» EXERCISE: Leave out the pictures and repeat everything else in the records exactly.

» RECORDS TO PROCESS:
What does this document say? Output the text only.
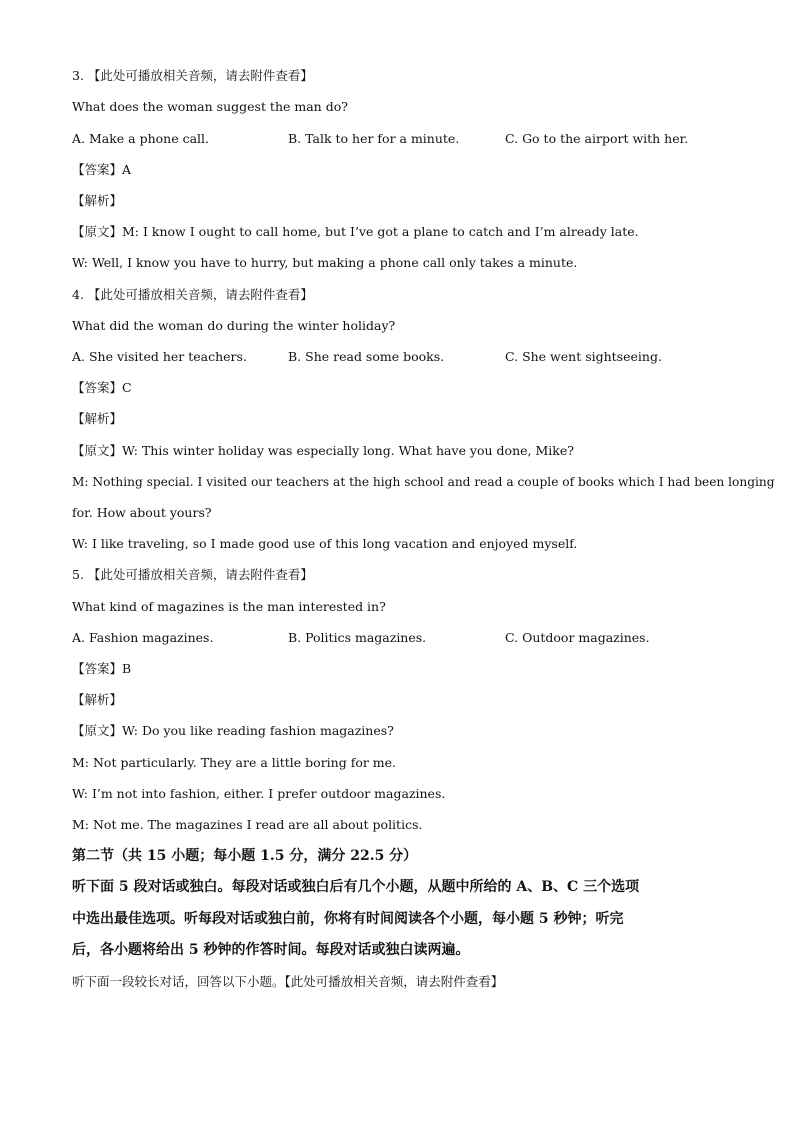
3. 【此处可播放相关音频，请去附件查看】
What does the woman suggest the man do?
A. Make a phone call.	B. Talk to her for a minute.	C. Go to the airport with her.
【答案】A
【解析】
【原文】M: I know I ought to call home, but I’ve got a plane to catch and I’m already late.
W: Well, I know you have to hurry, but making a phone call only takes a minute.
4. 【此处可播放相关音频，请去附件查看】
What did the woman do during the winter holiday?
A. She visited her teachers.	B. She read some books.	C. She went sightseeing.
【答案】C
【解析】
【原文】W: This winter holiday was especially long. What have you done, Mike?
M: Nothing special. I visited our teachers at the high school and read a couple of books which I had been longing
for. How about yours?
W: I like traveling, so I made good use of this long vacation and enjoyed myself.
5. 【此处可播放相关音频，请去附件查看】
What kind of magazines is the man interested in?
A. Fashion magazines.	B. Politics magazines.	C. Outdoor magazines.
【答案】B
【解析】
【原文】W: Do you like reading fashion magazines?
M: Not particularly. They are a little boring for me.
W: I’m not into fashion, either. I prefer outdoor magazines.
M: Not me. The magazines I read are all about politics.
第二节（共 15 小题；每小题 1.5 分，满分 22.5 分）
听下面 5 段对话或独白。每段对话或独白后有几个小题，从题中所给的 A、B、C 三个选项
中选出最佳选项。听每段对话或独白前，你将有时间阅读各个小题，每小题 5 秒钟；听完
后，各小题将给出 5 秒钟的作答时间。每段对话或独白读两遍。
听下面一段较长对话，回答以下小题。【此处可播放相关音频，请去附件查看】
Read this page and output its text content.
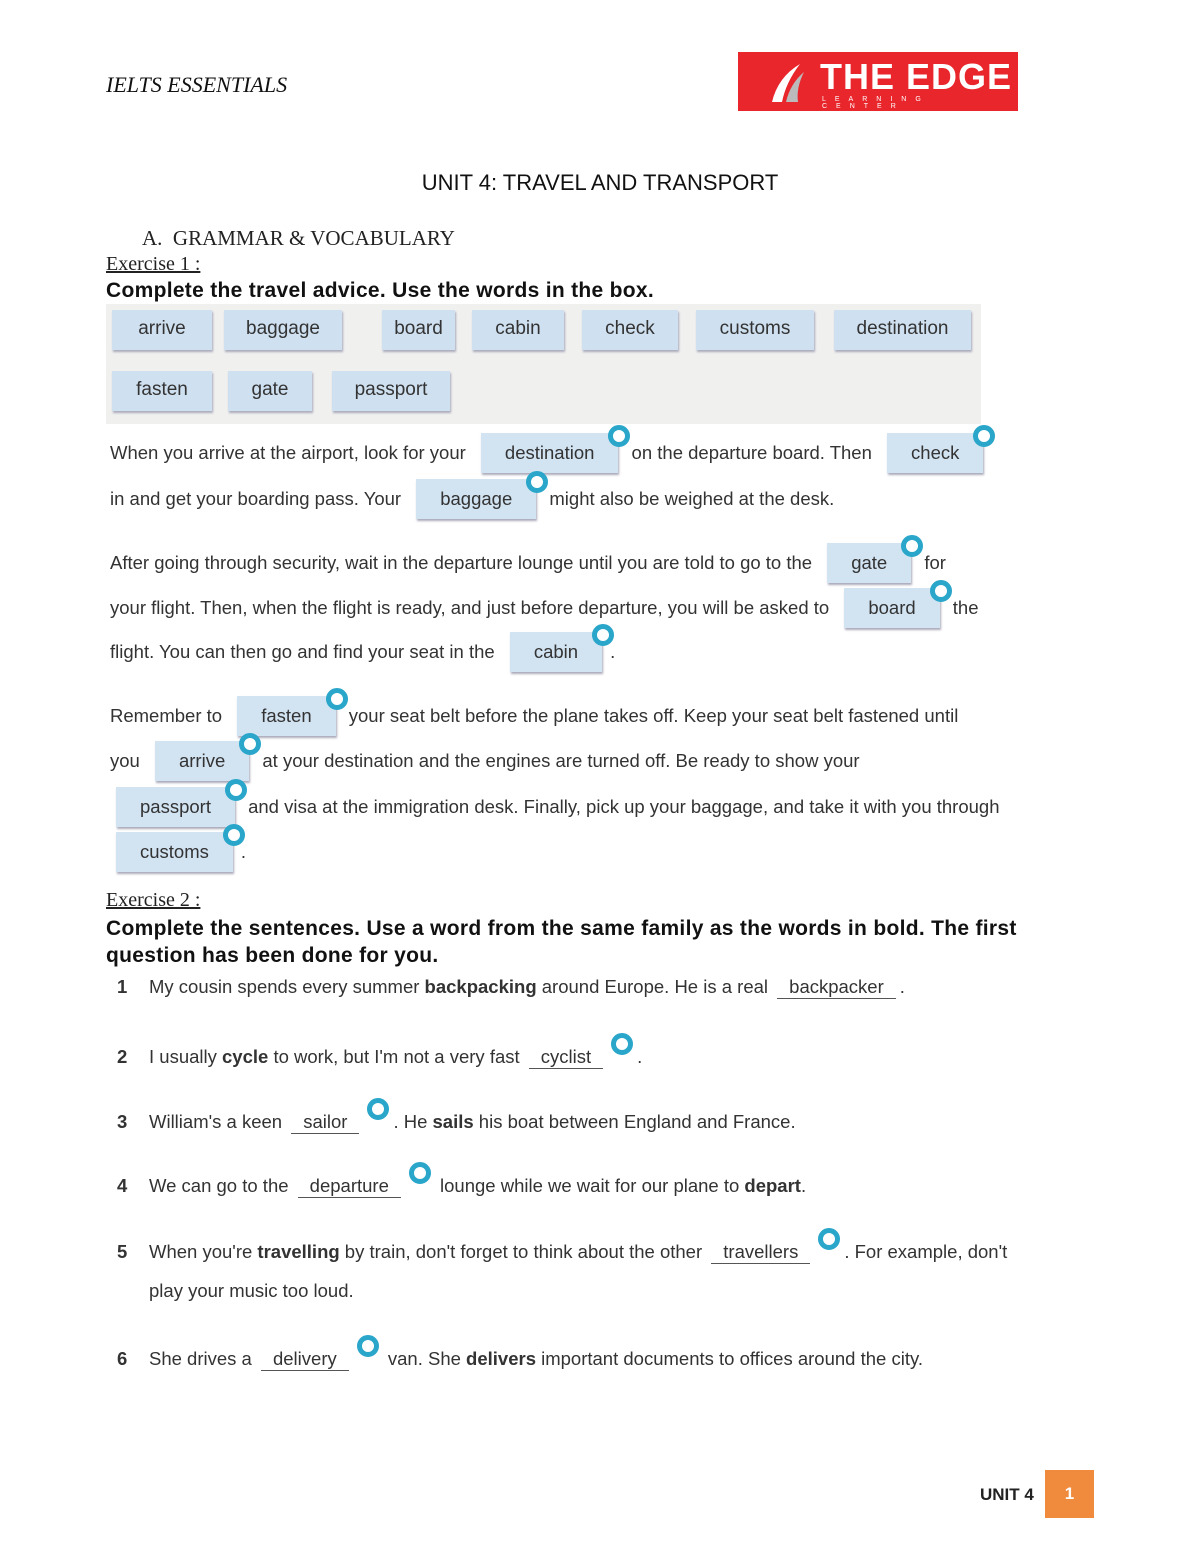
IELTS ESSENTIALS	THE EDGE
LEARNING CENTER
UNIT 4: TRAVEL AND TRANSPORT
A.  GRAMMAR & VOCABULARY
Exercise 1 :
Complete the travel advice. Use the words in the box.
arrive	baggage	board	cabin	check	customs	destination
fasten	gate	passport
When you arrive at the airport, look for your	destination	on the departure board. Then	check
in and get your boarding pass. Your	baggage	might also be weighed at the desk.
After going through security, wait in the departure lounge until you are told to go to the	gate	for
your flight. Then, when the flight is ready, and just before departure, you will be asked to	board	the
flight. You can then go and find your seat in the	cabin	.
Remember to	fasten	your seat belt before the plane takes off. Keep your seat belt fastened until
you	arrive	at your destination and the engines are turned off. Be ready to show your
passport	and visa at the immigration desk. Finally, pick up your baggage, and take it with you through
customs	.
Exercise 2 :
Complete the sentences. Use a word from the same family as the words in bold. The first question has been done for you.
1 My cousin spends every summer backpacking around Europe. He is a real backpacker .
2 I usually cycle to work, but I'm not a very fast cyclist .
3 William's a keen sailor . He sails his boat between England and France.
4 We can go to the departure lounge while we wait for our plane to depart.
5 When you're travelling by train, don't forget to think about the other travellers . For example, don't
play your music too loud.
6 She drives a delivery van. She delivers important documents to offices around the city.
UNIT 4	1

» TASK RESPONSE:
What does this document say? Output the text only.
3. 【此处可播放相关音频，请去附件查看】
What does the woman suggest the man do?
A. Make a phone call.	B. Talk to her for a minute.	C. Go to the airport with her.
【答案】A
【解析】
【原文】M: I know I ought to call home, but I’ve got a plane to catch and I’m already late.
W: Well, I know you have to hurry, but making a phone call only takes a minute.
4. 【此处可播放相关音频，请去附件查看】
What did the woman do during the winter holiday?
A. She visited her teachers.	B. She read some books.	C. She went sightseeing.
【答案】C
【解析】
【原文】W: This winter holiday was especially long. What have you done, Mike?
M: Nothing special. I visited our teachers at the high school and read a couple of books which I had been longing
for. How about yours?
W: I like traveling, so I made good use of this long vacation and enjoyed myself.
5. 【此处可播放相关音频，请去附件查看】
What kind of magazines is the man interested in?
A. Fashion magazines.	B. Politics magazines.	C. Outdoor magazines.
【答案】B
【解析】
【原文】W: Do you like reading fashion magazines?
M: Not particularly. They are a little boring for me.
W: I’m not into fashion, either. I prefer outdoor magazines.
M: Not me. The magazines I read are all about politics.
第二节（共 15 小题；每小题 1.5 分，满分 22.5 分）
听下面 5 段对话或独白。每段对话或独白后有几个小题，从题中所给的 A、B、C 三个选项
中选出最佳选项。听每段对话或独白前，你将有时间阅读各个小题，每小题 5 秒钟；听完
后，各小题将给出 5 秒钟的作答时间。每段对话或独白读两遍。
听下面一段较长对话，回答以下小题。【此处可播放相关音频，请去附件查看】
Read this page and output its text content.
IELTS ESSENTIALS	THE EDGE
LEARNING CENTER
UNIT 4: TRAVEL AND TRANSPORT
A.  GRAMMAR & VOCABULARY
Exercise 1 :
Complete the travel advice. Use the words in the box.
arrive	baggage	board	cabin	check	customs	destination
fasten	gate	passport
When you arrive at the airport, look for your	destination	on the departure board. Then	check
in and get your boarding pass. Your	baggage	might also be weighed at the desk.
After going through security, wait in the departure lounge until you are told to go to the	gate	for
your flight. Then, when the flight is ready, and just before departure, you will be asked to	board	the
flight. You can then go and find your seat in the	cabin	.
Remember to	fasten	your seat belt before the plane takes off. Keep your seat belt fastened until
you	arrive	at your destination and the engines are turned off. Be ready to show your
passport	and visa at the immigration desk. Finally, pick up your baggage, and take it with you through
customs	.
Exercise 2 :
Complete the sentences. Use a word from the same family as the words in bold. The first question has been done for you.
1 My cousin spends every summer backpacking around Europe. He is a real backpacker .
2 I usually cycle to work, but I'm not a very fast cyclist .
3 William's a keen sailor . He sails his boat between England and France.
4 We can go to the departure lounge while we wait for our plane to depart.
5 When you're travelling by train, don't forget to think about the other travellers . For example, don't
play your music too loud.
6 She drives a delivery van. She delivers important documents to offices around the city.
UNIT 4	1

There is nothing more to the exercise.